• [Information shown]:
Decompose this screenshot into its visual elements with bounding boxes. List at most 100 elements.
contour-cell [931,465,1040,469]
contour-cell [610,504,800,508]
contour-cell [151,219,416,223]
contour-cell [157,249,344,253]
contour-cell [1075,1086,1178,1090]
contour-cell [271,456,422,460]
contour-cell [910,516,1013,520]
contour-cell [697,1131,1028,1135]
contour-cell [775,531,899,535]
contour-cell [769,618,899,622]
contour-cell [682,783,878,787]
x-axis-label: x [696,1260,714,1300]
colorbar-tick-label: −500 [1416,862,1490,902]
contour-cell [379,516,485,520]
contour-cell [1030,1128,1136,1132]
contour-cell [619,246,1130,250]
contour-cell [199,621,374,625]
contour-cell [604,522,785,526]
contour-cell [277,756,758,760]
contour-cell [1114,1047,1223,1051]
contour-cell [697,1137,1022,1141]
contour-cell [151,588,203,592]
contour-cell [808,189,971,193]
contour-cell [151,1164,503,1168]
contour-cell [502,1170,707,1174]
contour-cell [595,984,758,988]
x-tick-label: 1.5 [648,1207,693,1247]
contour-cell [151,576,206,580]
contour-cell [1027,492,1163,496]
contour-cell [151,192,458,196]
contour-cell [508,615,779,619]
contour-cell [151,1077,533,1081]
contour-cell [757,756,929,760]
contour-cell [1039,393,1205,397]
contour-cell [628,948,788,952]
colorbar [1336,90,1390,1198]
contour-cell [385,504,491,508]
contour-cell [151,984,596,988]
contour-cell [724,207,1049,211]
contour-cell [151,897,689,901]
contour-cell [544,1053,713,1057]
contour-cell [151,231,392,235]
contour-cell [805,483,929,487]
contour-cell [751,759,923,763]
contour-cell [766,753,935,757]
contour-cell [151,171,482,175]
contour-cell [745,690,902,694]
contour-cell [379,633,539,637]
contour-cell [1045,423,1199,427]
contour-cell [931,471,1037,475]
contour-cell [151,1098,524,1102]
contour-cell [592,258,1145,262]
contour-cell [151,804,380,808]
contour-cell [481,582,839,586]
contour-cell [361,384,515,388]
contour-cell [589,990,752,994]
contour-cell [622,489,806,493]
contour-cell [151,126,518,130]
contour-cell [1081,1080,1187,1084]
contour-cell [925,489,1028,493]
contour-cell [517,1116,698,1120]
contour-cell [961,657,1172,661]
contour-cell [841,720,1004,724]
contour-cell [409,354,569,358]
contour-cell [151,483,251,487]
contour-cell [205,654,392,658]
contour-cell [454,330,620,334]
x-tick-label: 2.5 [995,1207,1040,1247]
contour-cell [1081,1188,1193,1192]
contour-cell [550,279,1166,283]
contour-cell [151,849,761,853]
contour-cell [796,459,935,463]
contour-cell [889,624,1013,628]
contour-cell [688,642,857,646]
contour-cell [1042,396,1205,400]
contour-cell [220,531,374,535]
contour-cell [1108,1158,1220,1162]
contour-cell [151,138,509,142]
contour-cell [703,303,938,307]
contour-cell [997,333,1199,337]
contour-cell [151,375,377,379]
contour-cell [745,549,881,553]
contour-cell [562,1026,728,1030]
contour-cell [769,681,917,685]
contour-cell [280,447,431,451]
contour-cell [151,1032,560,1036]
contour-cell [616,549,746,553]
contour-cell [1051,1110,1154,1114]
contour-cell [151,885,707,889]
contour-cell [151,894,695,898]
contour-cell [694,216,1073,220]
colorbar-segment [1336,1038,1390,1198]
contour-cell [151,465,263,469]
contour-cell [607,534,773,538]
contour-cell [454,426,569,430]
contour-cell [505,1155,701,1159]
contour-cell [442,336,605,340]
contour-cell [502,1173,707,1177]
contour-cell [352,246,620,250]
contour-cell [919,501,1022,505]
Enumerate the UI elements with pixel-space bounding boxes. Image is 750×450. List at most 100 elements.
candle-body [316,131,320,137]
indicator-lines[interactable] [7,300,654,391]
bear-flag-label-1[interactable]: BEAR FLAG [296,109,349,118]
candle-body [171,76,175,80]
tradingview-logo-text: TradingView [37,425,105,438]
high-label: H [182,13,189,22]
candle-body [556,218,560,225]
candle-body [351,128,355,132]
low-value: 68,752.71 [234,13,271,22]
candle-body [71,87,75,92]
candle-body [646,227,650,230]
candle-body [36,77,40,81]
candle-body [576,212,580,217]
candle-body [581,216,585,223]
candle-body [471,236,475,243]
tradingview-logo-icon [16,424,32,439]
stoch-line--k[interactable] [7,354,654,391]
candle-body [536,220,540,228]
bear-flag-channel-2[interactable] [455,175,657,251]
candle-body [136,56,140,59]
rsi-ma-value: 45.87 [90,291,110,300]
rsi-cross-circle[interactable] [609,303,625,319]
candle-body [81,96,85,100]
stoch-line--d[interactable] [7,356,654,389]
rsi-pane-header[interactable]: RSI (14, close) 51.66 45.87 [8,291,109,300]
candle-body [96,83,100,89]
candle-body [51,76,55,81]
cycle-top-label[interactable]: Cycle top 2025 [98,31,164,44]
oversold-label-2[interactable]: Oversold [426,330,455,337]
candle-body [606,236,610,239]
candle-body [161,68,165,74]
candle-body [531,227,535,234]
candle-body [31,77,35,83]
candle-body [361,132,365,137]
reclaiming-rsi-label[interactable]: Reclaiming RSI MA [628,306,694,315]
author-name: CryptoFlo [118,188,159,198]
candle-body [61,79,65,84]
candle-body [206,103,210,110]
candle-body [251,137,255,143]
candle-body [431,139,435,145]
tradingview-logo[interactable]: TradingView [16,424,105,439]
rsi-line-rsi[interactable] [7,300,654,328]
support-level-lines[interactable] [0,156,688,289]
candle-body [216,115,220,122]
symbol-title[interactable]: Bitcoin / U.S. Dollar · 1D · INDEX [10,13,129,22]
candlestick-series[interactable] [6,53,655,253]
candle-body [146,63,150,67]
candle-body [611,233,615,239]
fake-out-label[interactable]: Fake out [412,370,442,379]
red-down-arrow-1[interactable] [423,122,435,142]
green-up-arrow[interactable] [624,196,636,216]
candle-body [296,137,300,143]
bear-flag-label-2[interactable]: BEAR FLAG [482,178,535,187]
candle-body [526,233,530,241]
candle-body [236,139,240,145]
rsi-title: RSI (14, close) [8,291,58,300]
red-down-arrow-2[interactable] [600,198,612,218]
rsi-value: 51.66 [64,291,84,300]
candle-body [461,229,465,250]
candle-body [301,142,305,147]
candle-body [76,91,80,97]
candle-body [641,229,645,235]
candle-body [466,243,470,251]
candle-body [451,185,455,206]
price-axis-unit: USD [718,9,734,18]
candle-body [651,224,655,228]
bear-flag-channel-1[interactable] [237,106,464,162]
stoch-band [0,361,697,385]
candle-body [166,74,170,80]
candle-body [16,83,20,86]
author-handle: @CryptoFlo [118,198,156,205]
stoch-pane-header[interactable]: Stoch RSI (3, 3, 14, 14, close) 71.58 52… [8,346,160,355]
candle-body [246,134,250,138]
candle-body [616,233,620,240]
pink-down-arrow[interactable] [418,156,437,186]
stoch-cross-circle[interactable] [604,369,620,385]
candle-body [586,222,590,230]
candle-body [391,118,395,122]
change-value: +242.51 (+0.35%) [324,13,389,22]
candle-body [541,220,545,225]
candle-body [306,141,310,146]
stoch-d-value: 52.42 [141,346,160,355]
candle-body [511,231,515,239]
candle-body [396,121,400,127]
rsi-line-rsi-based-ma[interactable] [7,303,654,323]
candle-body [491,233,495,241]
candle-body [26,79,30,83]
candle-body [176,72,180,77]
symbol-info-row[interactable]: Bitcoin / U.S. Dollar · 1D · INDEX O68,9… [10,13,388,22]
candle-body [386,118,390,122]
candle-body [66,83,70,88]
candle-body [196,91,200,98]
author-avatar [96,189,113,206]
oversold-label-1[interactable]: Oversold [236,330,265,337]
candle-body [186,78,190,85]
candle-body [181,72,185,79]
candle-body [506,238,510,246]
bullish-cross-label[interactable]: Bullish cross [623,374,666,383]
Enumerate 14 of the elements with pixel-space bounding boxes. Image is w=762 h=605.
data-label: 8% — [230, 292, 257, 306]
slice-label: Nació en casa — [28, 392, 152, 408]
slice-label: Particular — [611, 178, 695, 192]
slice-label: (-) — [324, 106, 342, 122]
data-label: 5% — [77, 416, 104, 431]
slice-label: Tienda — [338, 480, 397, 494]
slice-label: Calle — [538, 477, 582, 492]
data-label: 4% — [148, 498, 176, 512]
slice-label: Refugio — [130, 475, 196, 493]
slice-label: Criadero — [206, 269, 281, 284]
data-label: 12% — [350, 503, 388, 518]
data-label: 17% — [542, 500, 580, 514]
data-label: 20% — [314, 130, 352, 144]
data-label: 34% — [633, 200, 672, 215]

• [What is needed]:
Reproduce the data line for line, from its first line through the line containing "contour-cell [808,189,971,193]", with both of those lines included.

• [Final answer]:
Decompose this screenshot into its visual elements with bounding boxes. List at most 100 elements.
contour-cell [931,465,1040,469]
contour-cell [610,504,800,508]
contour-cell [151,219,416,223]
contour-cell [157,249,344,253]
contour-cell [1075,1086,1178,1090]
contour-cell [271,456,422,460]
contour-cell [910,516,1013,520]
contour-cell [697,1131,1028,1135]
contour-cell [775,531,899,535]
contour-cell [769,618,899,622]
contour-cell [682,783,878,787]
x-axis-label: x [696,1260,714,1300]
colorbar-tick-label: −500 [1416,862,1490,902]
contour-cell [379,516,485,520]
contour-cell [1030,1128,1136,1132]
contour-cell [619,246,1130,250]
contour-cell [199,621,374,625]
contour-cell [604,522,785,526]
contour-cell [277,756,758,760]
contour-cell [1114,1047,1223,1051]
contour-cell [697,1137,1022,1141]
contour-cell [151,588,203,592]
contour-cell [808,189,971,193]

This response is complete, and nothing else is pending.